(GIVEN PROBLEM): Pictures do not belong in the copy. Return all of the entries exactly.

[Stored items from a collection]
** Begin **

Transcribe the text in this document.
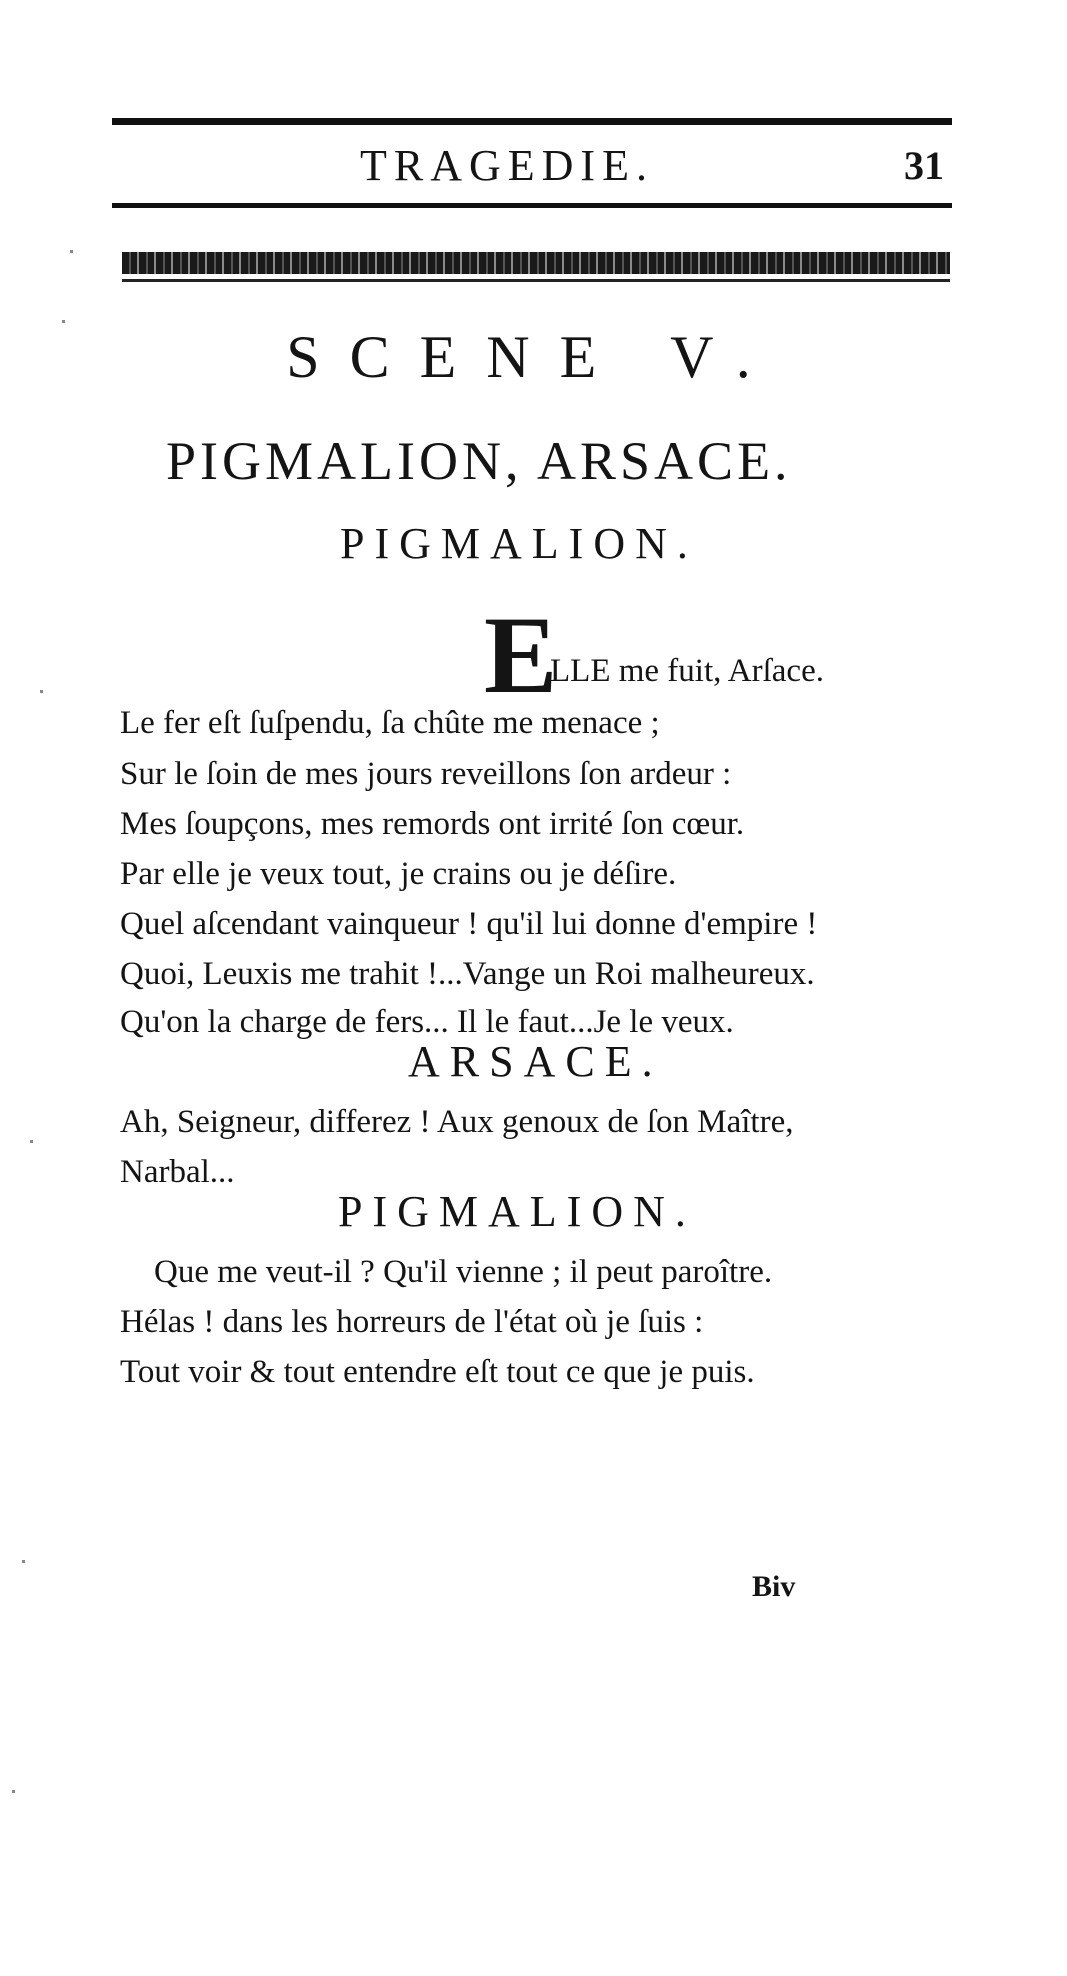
TRAGEDIE.	31
SCENE V.
PIGMALION, ARSACE.
PIGMALION.
E
LLE me fuit, Arſace.
Le fer eſt ſuſpendu, ſa chûte me menace ;
Sur le ſoin de mes jours reveillons ſon ardeur :
Mes ſoupçons, mes remords ont irrité ſon cœur.
Par elle je veux tout, je crains ou je déſire.
Quel aſcendant vainqueur ! qu'il lui donne d'empire !
Quoi, Leuxis me trahit !...Vange un Roi malheureux.
Qu'on la charge de fers... Il le faut...Je le veux.
ARSACE.
Ah, Seigneur, differez ! Aux genoux de ſon Maître,
Narbal...
PIGMALION.
Que me veut-il ? Qu'il vienne ; il peut paroître.
Hélas ! dans les horreurs de l'état où je ſuis :
Tout voir & tout entendre eſt tout ce que je puis.
Biv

** End **

(TASK ANSWER):
Transcribe the text in this document.
TRAGEDIE.	31
SCENE V.
PIGMALION, ARSACE.
PIGMALION.
E
LLE me fuit, Arſace.
Le fer eſt ſuſpendu, ſa chûte me menace ;
Sur le ſoin de mes jours reveillons ſon ardeur :
Mes ſoupçons, mes remords ont irrité ſon cœur.
Par elle je veux tout, je crains ou je déſire.
Quel aſcendant vainqueur ! qu'il lui donne d'empire !
Quoi, Leuxis me trahit !...Vange un Roi malheureux.
Qu'on la charge de fers... Il le faut...Je le veux.
ARSACE.
Ah, Seigneur, differez ! Aux genoux de ſon Maître,
Narbal...
PIGMALION.
Que me veut-il ? Qu'il vienne ; il peut paroître.
Hélas ! dans les horreurs de l'état où je ſuis :
Tout voir & tout entendre eſt tout ce que je puis.
Biv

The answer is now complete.